▶ [What is being asked]
Each entry below should be echoed exactly, with pictures omitted.

# Records provided start

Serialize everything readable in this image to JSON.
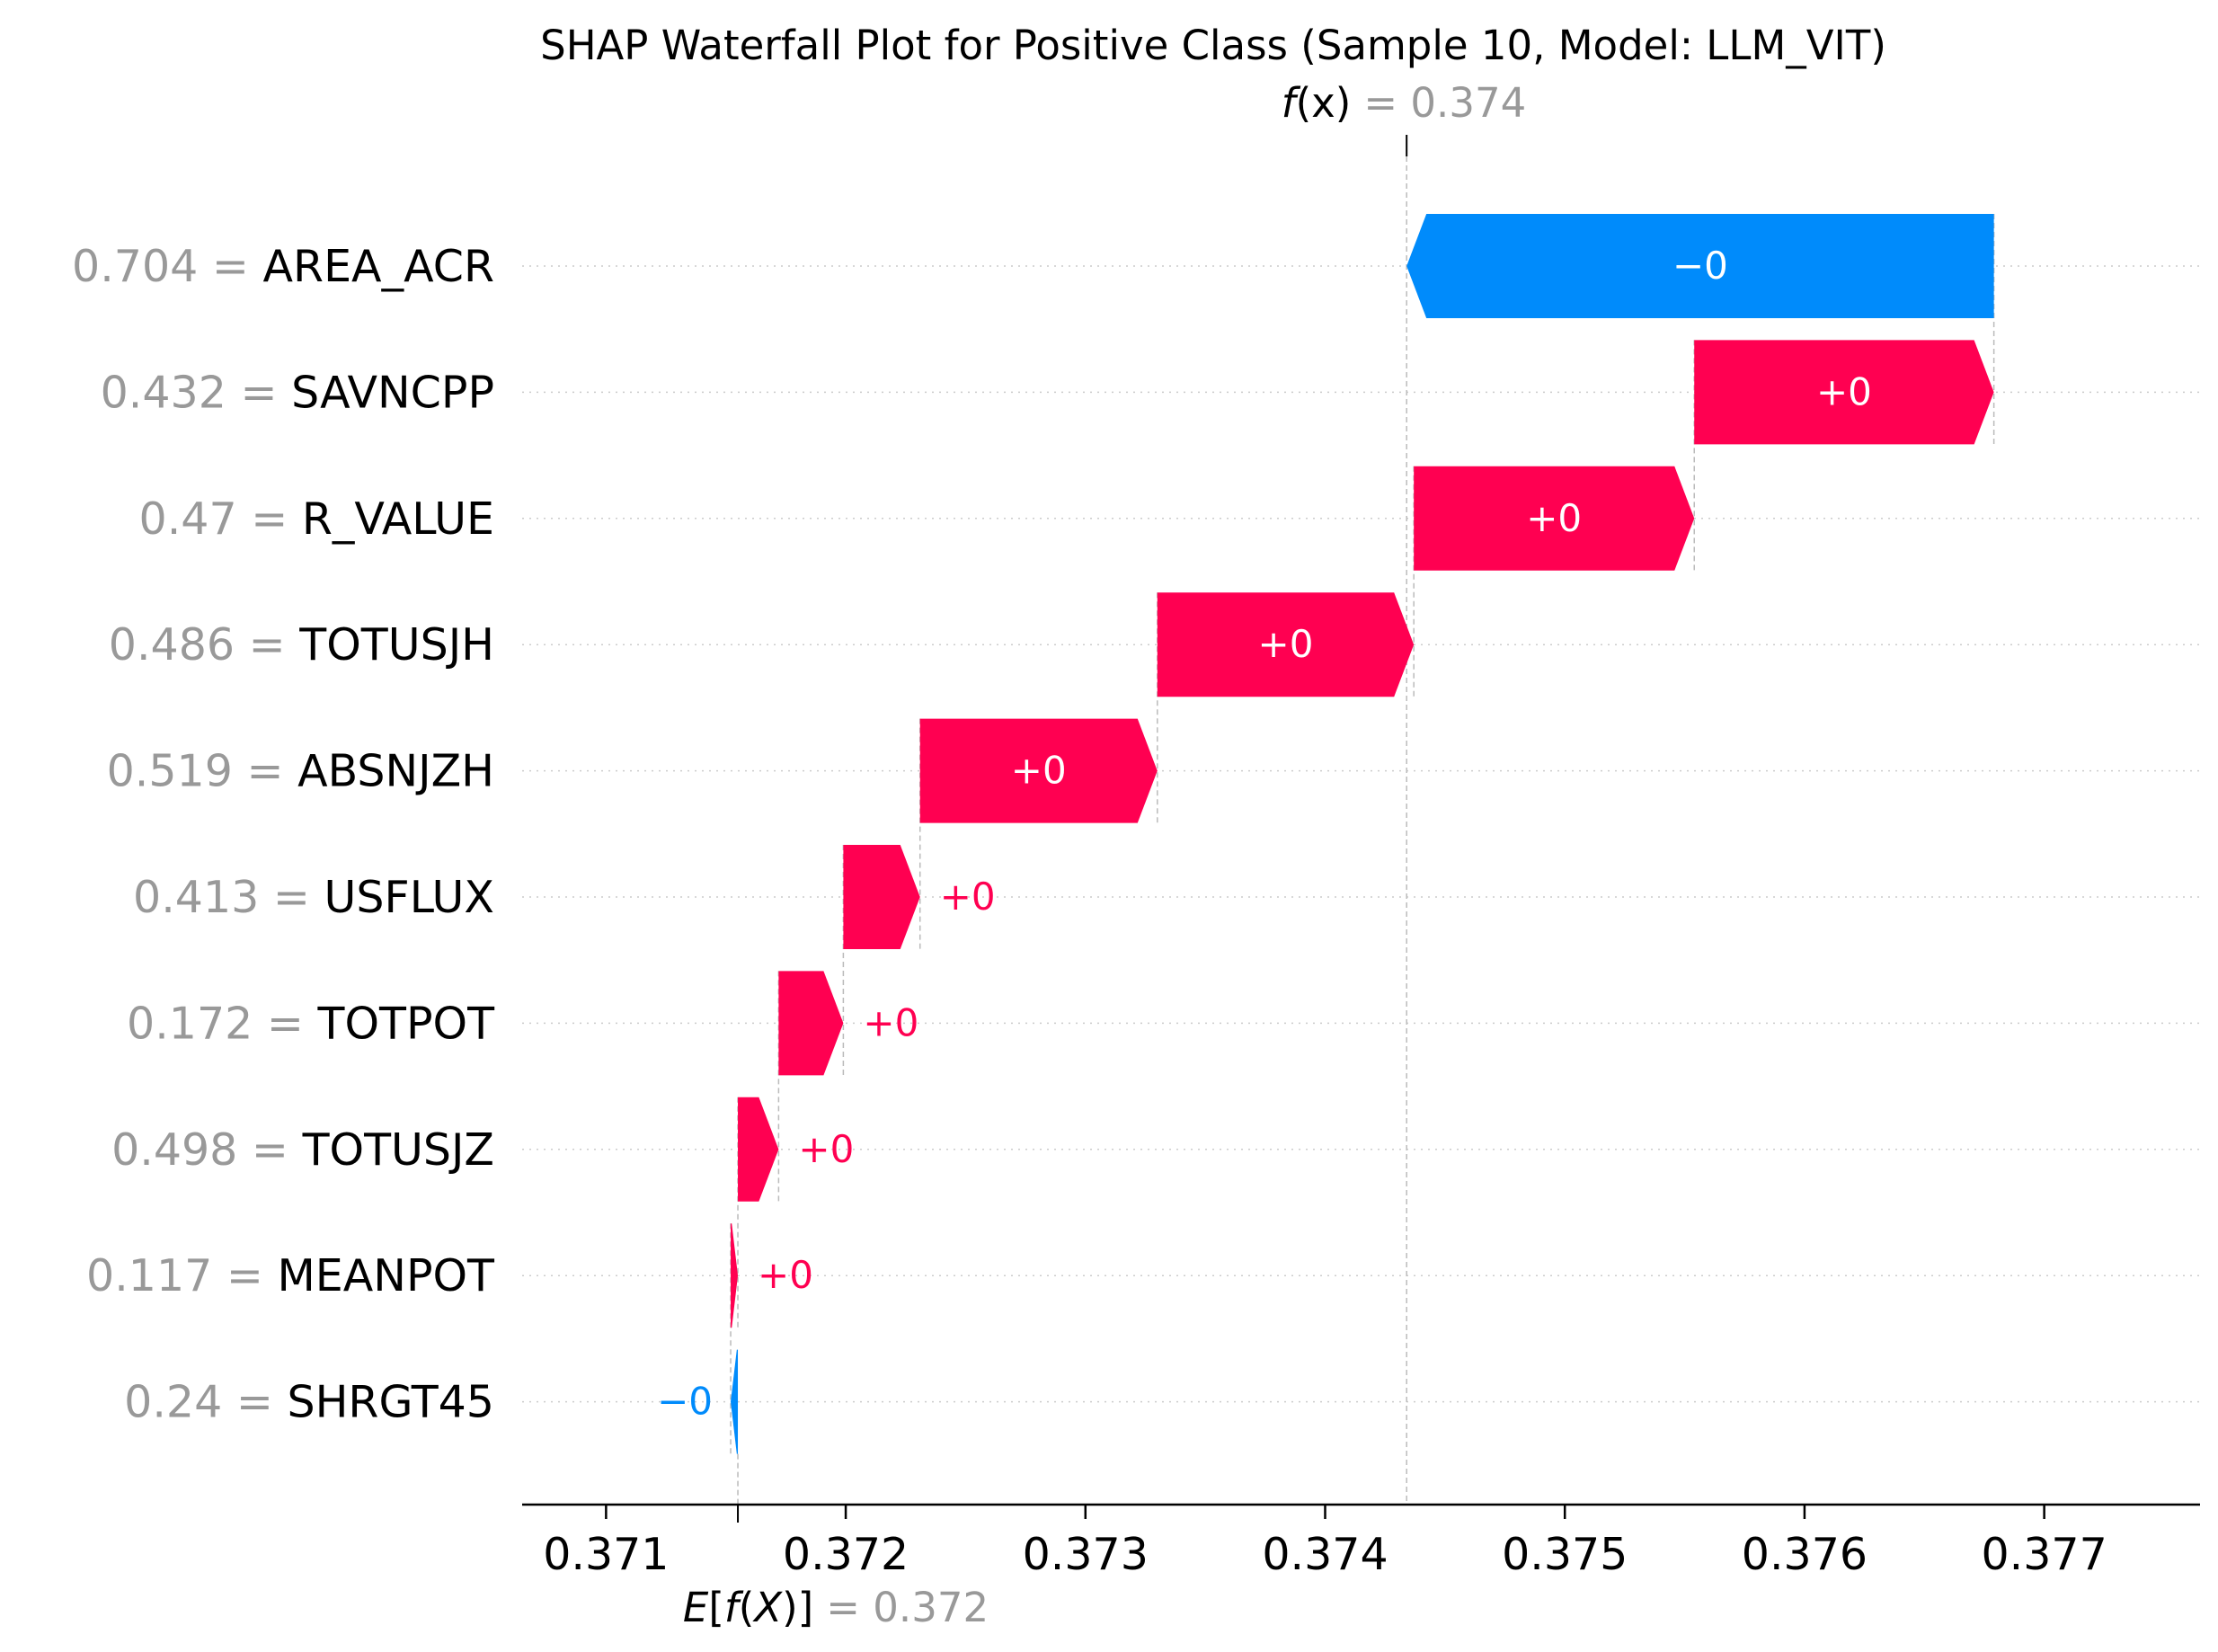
{
  "chart_data": {
    "type": "waterfall",
    "title": "SHAP Waterfall Plot for Positive Class (Sample 10, Model: LLM_VIT)",
    "fx": {
      "label_f": "f",
      "label_x": "(x)",
      "eq": "= 0.374",
      "value": 0.37434
    },
    "efx": {
      "label_E": "E",
      "label_f": "f",
      "label_X": "X",
      "eq": "= 0.372",
      "value": 0.37155
    },
    "x_ticks": [
      0.371,
      0.372,
      0.373,
      0.374,
      0.375,
      0.376,
      0.377
    ],
    "x_tick_labels": [
      "0.371",
      "0.372",
      "0.373",
      "0.374",
      "0.375",
      "0.376",
      "0.377"
    ],
    "xlim": [
      0.37065,
      0.37765
    ],
    "grid": "horizontal dotted",
    "colors": {
      "positive": "#ff0051",
      "negative": "#008bfb",
      "gray": "#999999",
      "text": "#000000"
    },
    "features": [
      {
        "value_label": "0.704",
        "name": "AREA_ACR",
        "start": 0.37679,
        "end": 0.37434,
        "label": "−0"
      },
      {
        "value_label": "0.432",
        "name": "SAVNCPP",
        "start": 0.37554,
        "end": 0.37679,
        "label": "+0"
      },
      {
        "value_label": "0.47",
        "name": "R_VALUE",
        "start": 0.37437,
        "end": 0.37554,
        "label": "+0"
      },
      {
        "value_label": "0.486",
        "name": "TOTUSJH",
        "start": 0.3733,
        "end": 0.37437,
        "label": "+0"
      },
      {
        "value_label": "0.519",
        "name": "ABSNJZH",
        "start": 0.37231,
        "end": 0.3733,
        "label": "+0"
      },
      {
        "value_label": "0.413",
        "name": "USFLUX",
        "start": 0.37199,
        "end": 0.37231,
        "label": "+0"
      },
      {
        "value_label": "0.172",
        "name": "TOTPOT",
        "start": 0.37172,
        "end": 0.37199,
        "label": "+0"
      },
      {
        "value_label": "0.498",
        "name": "TOTUSJZ",
        "start": 0.37155,
        "end": 0.37172,
        "label": "+0"
      },
      {
        "value_label": "0.117",
        "name": "MEANPOT",
        "start": 0.37152,
        "end": 0.37155,
        "label": "+0"
      },
      {
        "value_label": "0.24",
        "name": "SHRGT45",
        "start": 0.37155,
        "end": 0.37152,
        "label": "−0"
      }
    ]
  }
}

# Records provided end

▶ [Result for this exercise]
Serialize everything readable in this image to JSON.
{
  "chart_data": {
    "type": "waterfall",
    "title": "SHAP Waterfall Plot for Positive Class (Sample 10, Model: LLM_VIT)",
    "fx": {
      "label_f": "f",
      "label_x": "(x)",
      "eq": "= 0.374",
      "value": 0.37434
    },
    "efx": {
      "label_E": "E",
      "label_f": "f",
      "label_X": "X",
      "eq": "= 0.372",
      "value": 0.37155
    },
    "x_ticks": [
      0.371,
      0.372,
      0.373,
      0.374,
      0.375,
      0.376,
      0.377
    ],
    "x_tick_labels": [
      "0.371",
      "0.372",
      "0.373",
      "0.374",
      "0.375",
      "0.376",
      "0.377"
    ],
    "xlim": [
      0.37065,
      0.37765
    ],
    "grid": "horizontal dotted",
    "colors": {
      "positive": "#ff0051",
      "negative": "#008bfb",
      "gray": "#999999",
      "text": "#000000"
    },
    "features": [
      {
        "value_label": "0.704",
        "name": "AREA_ACR",
        "start": 0.37679,
        "end": 0.37434,
        "label": "−0"
      },
      {
        "value_label": "0.432",
        "name": "SAVNCPP",
        "start": 0.37554,
        "end": 0.37679,
        "label": "+0"
      },
      {
        "value_label": "0.47",
        "name": "R_VALUE",
        "start": 0.37437,
        "end": 0.37554,
        "label": "+0"
      },
      {
        "value_label": "0.486",
        "name": "TOTUSJH",
        "start": 0.3733,
        "end": 0.37437,
        "label": "+0"
      },
      {
        "value_label": "0.519",
        "name": "ABSNJZH",
        "start": 0.37231,
        "end": 0.3733,
        "label": "+0"
      },
      {
        "value_label": "0.413",
        "name": "USFLUX",
        "start": 0.37199,
        "end": 0.37231,
        "label": "+0"
      },
      {
        "value_label": "0.172",
        "name": "TOTPOT",
        "start": 0.37172,
        "end": 0.37199,
        "label": "+0"
      },
      {
        "value_label": "0.498",
        "name": "TOTUSJZ",
        "start": 0.37155,
        "end": 0.37172,
        "label": "+0"
      },
      {
        "value_label": "0.117",
        "name": "MEANPOT",
        "start": 0.37152,
        "end": 0.37155,
        "label": "+0"
      },
      {
        "value_label": "0.24",
        "name": "SHRGT45",
        "start": 0.37155,
        "end": 0.37152,
        "label": "−0"
      }
    ]
  }
}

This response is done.